### Set exercise
Copy out each line of the material below with no changes.

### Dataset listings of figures

▬▬▬

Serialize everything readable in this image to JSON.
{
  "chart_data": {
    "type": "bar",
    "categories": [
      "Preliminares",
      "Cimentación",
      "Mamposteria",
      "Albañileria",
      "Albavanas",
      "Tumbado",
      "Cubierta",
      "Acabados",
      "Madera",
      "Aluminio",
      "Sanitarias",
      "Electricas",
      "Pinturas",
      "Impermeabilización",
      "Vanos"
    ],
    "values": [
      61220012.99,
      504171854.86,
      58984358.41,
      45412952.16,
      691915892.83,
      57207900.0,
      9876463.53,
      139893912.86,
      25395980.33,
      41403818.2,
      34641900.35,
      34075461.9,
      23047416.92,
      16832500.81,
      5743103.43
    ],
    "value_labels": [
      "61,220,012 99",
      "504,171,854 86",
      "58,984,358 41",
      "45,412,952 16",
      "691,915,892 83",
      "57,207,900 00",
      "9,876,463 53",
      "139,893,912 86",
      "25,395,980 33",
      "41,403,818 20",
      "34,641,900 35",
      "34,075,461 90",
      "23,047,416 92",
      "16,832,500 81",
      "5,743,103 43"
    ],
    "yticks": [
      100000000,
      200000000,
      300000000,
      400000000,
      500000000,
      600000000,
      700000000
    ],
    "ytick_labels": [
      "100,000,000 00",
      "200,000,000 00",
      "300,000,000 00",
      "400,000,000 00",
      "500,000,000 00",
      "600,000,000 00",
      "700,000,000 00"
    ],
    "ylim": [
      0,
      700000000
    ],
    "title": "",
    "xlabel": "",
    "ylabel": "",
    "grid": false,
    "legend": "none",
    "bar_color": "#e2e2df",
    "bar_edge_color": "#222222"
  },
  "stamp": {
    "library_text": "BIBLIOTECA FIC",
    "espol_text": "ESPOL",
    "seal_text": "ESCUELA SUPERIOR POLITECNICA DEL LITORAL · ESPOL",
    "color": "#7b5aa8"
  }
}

▬▬▬

### Response to the task
Serialize everything readable in this image to JSON.
{
  "chart_data": {
    "type": "bar",
    "categories": [
      "Preliminares",
      "Cimentación",
      "Mamposteria",
      "Albañileria",
      "Albavanas",
      "Tumbado",
      "Cubierta",
      "Acabados",
      "Madera",
      "Aluminio",
      "Sanitarias",
      "Electricas",
      "Pinturas",
      "Impermeabilización",
      "Vanos"
    ],
    "values": [
      61220012.99,
      504171854.86,
      58984358.41,
      45412952.16,
      691915892.83,
      57207900.0,
      9876463.53,
      139893912.86,
      25395980.33,
      41403818.2,
      34641900.35,
      34075461.9,
      23047416.92,
      16832500.81,
      5743103.43
    ],
    "value_labels": [
      "61,220,012 99",
      "504,171,854 86",
      "58,984,358 41",
      "45,412,952 16",
      "691,915,892 83",
      "57,207,900 00",
      "9,876,463 53",
      "139,893,912 86",
      "25,395,980 33",
      "41,403,818 20",
      "34,641,900 35",
      "34,075,461 90",
      "23,047,416 92",
      "16,832,500 81",
      "5,743,103 43"
    ],
    "yticks": [
      100000000,
      200000000,
      300000000,
      400000000,
      500000000,
      600000000,
      700000000
    ],
    "ytick_labels": [
      "100,000,000 00",
      "200,000,000 00",
      "300,000,000 00",
      "400,000,000 00",
      "500,000,000 00",
      "600,000,000 00",
      "700,000,000 00"
    ],
    "ylim": [
      0,
      700000000
    ],
    "title": "",
    "xlabel": "",
    "ylabel": "",
    "grid": false,
    "legend": "none",
    "bar_color": "#e2e2df",
    "bar_edge_color": "#222222"
  },
  "stamp": {
    "library_text": "BIBLIOTECA FIC",
    "espol_text": "ESPOL",
    "seal_text": "ESCUELA SUPERIOR POLITECNICA DEL LITORAL · ESPOL",
    "color": "#7b5aa8"
  }
}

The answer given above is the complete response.